* To do
Extract every row below line for line, keeping each character as it is, and leave out the pictures.

* Excerpted records
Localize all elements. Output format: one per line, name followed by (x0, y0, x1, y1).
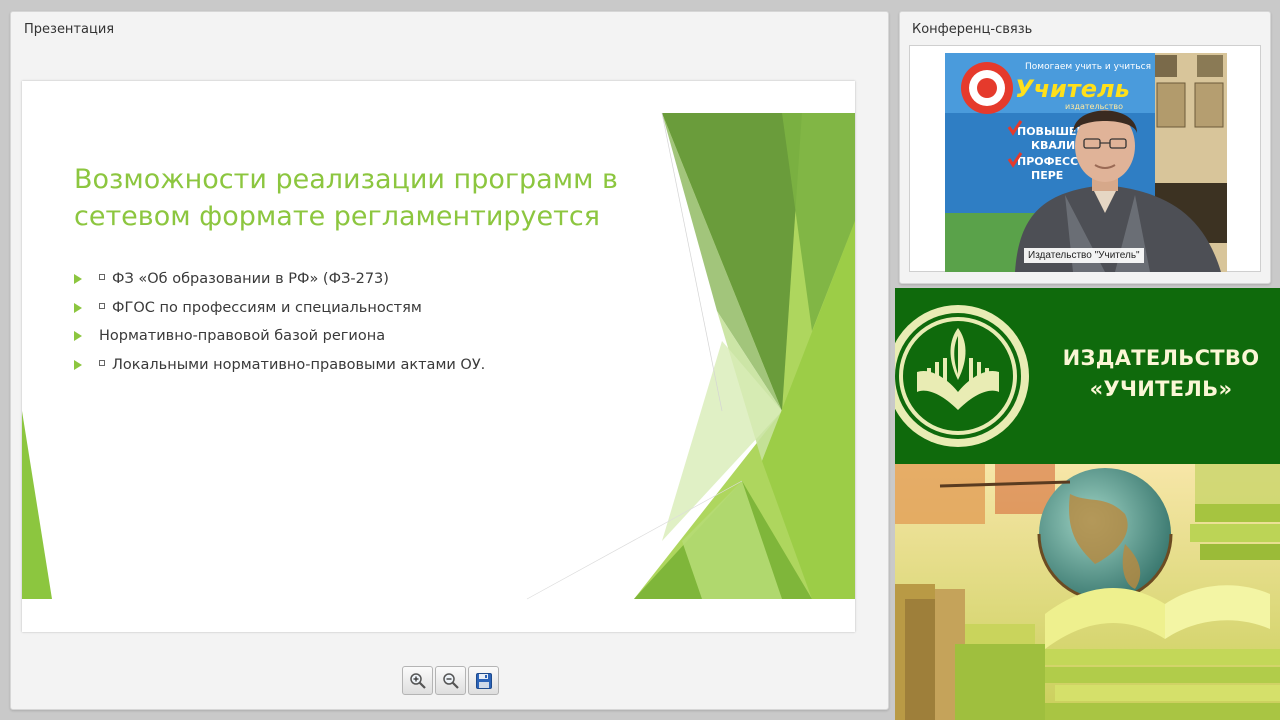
slide-bullet-list: ФЗ «Об образовании в РФ» (ФЗ-273) ФГОС п… (74, 269, 485, 383)
slide-bullet: ФЗ «Об образовании в РФ» (ФЗ-273) (74, 269, 485, 298)
slide-bullet: ФГОС по профессиям и специальностям (74, 298, 485, 327)
save-button[interactable] (468, 666, 499, 695)
bullet-arrow-icon (74, 359, 82, 370)
presentation-panel: Презентация Возможности реализации прогр… (10, 11, 889, 710)
slide-bullet: Нормативно-правовой базой региона (74, 326, 485, 355)
backdrop-brand: Учитель (1015, 75, 1130, 103)
slide-toolbar (402, 666, 499, 695)
bullet-square-icon (99, 359, 105, 366)
speaker-video-image: Помогаем учить и учиться Учитель издател… (945, 53, 1227, 272)
save-icon (475, 672, 492, 689)
zoom-out-button[interactable] (435, 666, 466, 695)
slide-bullet-text: Нормативно-правовой базой региона (99, 328, 386, 344)
zoom-in-button[interactable] (402, 666, 433, 695)
slide-bullet-text: Локальными нормативно-правовыми актами О… (112, 356, 486, 373)
backdrop-item: ПРОФЕСС (1017, 155, 1078, 168)
books-illustration (895, 464, 1280, 720)
speaker-video[interactable]: Помогаем учить и учиться Учитель издател… (945, 53, 1227, 272)
backdrop-sub: издательство (1065, 102, 1123, 111)
backdrop-tagline: Помогаем учить и учиться (1025, 62, 1151, 72)
slide-bullet-text: ФГОС по профессиям и специальностям (112, 299, 422, 316)
presentation-slide: Возможности реализации программ в сетево… (22, 81, 855, 632)
books-globe-image (895, 464, 1280, 720)
bullet-arrow-icon (74, 331, 82, 341)
publisher-name-line2: «УЧИТЕЛЬ» (1089, 377, 1233, 401)
video-frame: Помогаем учить и учиться Учитель издател… (909, 45, 1261, 272)
publisher-logo-banner: ИЗДАТЕЛЬСТВО «УЧИТЕЛЬ» (895, 288, 1280, 464)
conference-panel: Конференц-связь Помогаем учить и учиться (899, 11, 1271, 284)
bullet-square-icon (99, 274, 105, 280)
presentation-panel-title: Презентация (24, 22, 115, 37)
slide-bullet-text: ФЗ «Об образовании в РФ» (ФЗ-273) (112, 271, 389, 287)
bullet-arrow-icon (74, 302, 82, 313)
slide-bullet: Локальными нормативно-правовыми актами О… (74, 355, 485, 384)
slide-heading: Возможности реализации программ в сетево… (74, 164, 618, 232)
publisher-name-line1: ИЗДАТЕЛЬСТВО (1062, 346, 1260, 370)
zoom-out-icon (442, 672, 459, 689)
backdrop-item: ПЕРЕ (1031, 169, 1063, 182)
bullet-square-icon (99, 302, 105, 309)
speaker-label: Издательство "Учитель" (1024, 248, 1144, 263)
conference-panel-title: Конференц-связь (912, 22, 1033, 37)
zoom-in-icon (409, 672, 426, 689)
publisher-name: ИЗДАТЕЛЬСТВО «УЧИТЕЛЬ» (1045, 343, 1277, 405)
bullet-arrow-icon (74, 274, 82, 284)
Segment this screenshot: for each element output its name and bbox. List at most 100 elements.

* Solution
Localize all elements. Output format: one per line, name followed by (x0, y0, x1, y1).
slide-bullet-list: ФЗ «Об образовании в РФ» (ФЗ-273) ФГОС п… (74, 269, 485, 383)
slide-bullet: ФЗ «Об образовании в РФ» (ФЗ-273) (74, 269, 485, 298)
slide-bullet: ФГОС по профессиям и специальностям (74, 298, 485, 327)
save-button[interactable] (468, 666, 499, 695)
bullet-arrow-icon (74, 359, 82, 370)
presentation-panel: Презентация Возможности реализации прогр… (10, 11, 889, 710)
slide-bullet: Нормативно-правовой базой региона (74, 326, 485, 355)
backdrop-brand: Учитель (1015, 75, 1130, 103)
slide-toolbar (402, 666, 499, 695)
bullet-square-icon (99, 359, 105, 366)
speaker-video-image: Помогаем учить и учиться Учитель издател… (945, 53, 1227, 272)
save-icon (475, 672, 492, 689)
zoom-out-button[interactable] (435, 666, 466, 695)
slide-bullet-text: Нормативно-правовой базой региона (99, 328, 386, 344)
zoom-in-button[interactable] (402, 666, 433, 695)
slide-bullet-text: Локальными нормативно-правовыми актами О… (112, 356, 486, 373)
backdrop-item: ПРОФЕСС (1017, 155, 1078, 168)
books-illustration (895, 464, 1280, 720)
speaker-video[interactable]: Помогаем учить и учиться Учитель издател… (945, 53, 1227, 272)
backdrop-sub: издательство (1065, 102, 1123, 111)
backdrop-tagline: Помогаем учить и учиться (1025, 62, 1151, 72)
slide-bullet-text: ФГОС по профессиям и специальностям (112, 299, 422, 316)
presentation-slide: Возможности реализации программ в сетево… (22, 81, 855, 632)
books-globe-image (895, 464, 1280, 720)
bullet-arrow-icon (74, 331, 82, 341)
publisher-name-line2: «УЧИТЕЛЬ» (1089, 377, 1233, 401)
video-frame: Помогаем учить и учиться Учитель издател… (909, 45, 1261, 272)
publisher-logo-banner: ИЗДАТЕЛЬСТВО «УЧИТЕЛЬ» (895, 288, 1280, 464)
conference-panel: Конференц-связь Помогаем учить и учиться (899, 11, 1271, 284)
bullet-square-icon (99, 274, 105, 280)
presentation-panel-title: Презентация (24, 22, 115, 37)
slide-bullet-text: ФЗ «Об образовании в РФ» (ФЗ-273) (112, 271, 389, 287)
bullet-arrow-icon (74, 302, 82, 313)
slide-bullet: Локальными нормативно-правовыми актами О… (74, 355, 485, 384)
slide-heading: Возможности реализации программ в сетево… (74, 164, 618, 232)
publisher-name-line1: ИЗДАТЕЛЬСТВО (1062, 346, 1260, 370)
zoom-out-icon (442, 672, 459, 689)
backdrop-item: ПЕРЕ (1031, 169, 1063, 182)
bullet-square-icon (99, 302, 105, 309)
speaker-label: Издательство "Учитель" (1024, 248, 1144, 263)
conference-panel-title: Конференц-связь (912, 22, 1033, 37)
zoom-in-icon (409, 672, 426, 689)
publisher-name: ИЗДАТЕЛЬСТВО «УЧИТЕЛЬ» (1045, 343, 1277, 405)
bullet-arrow-icon (74, 274, 82, 284)
Segment this screenshot: for each element output its name and bbox. List at most 100 elements.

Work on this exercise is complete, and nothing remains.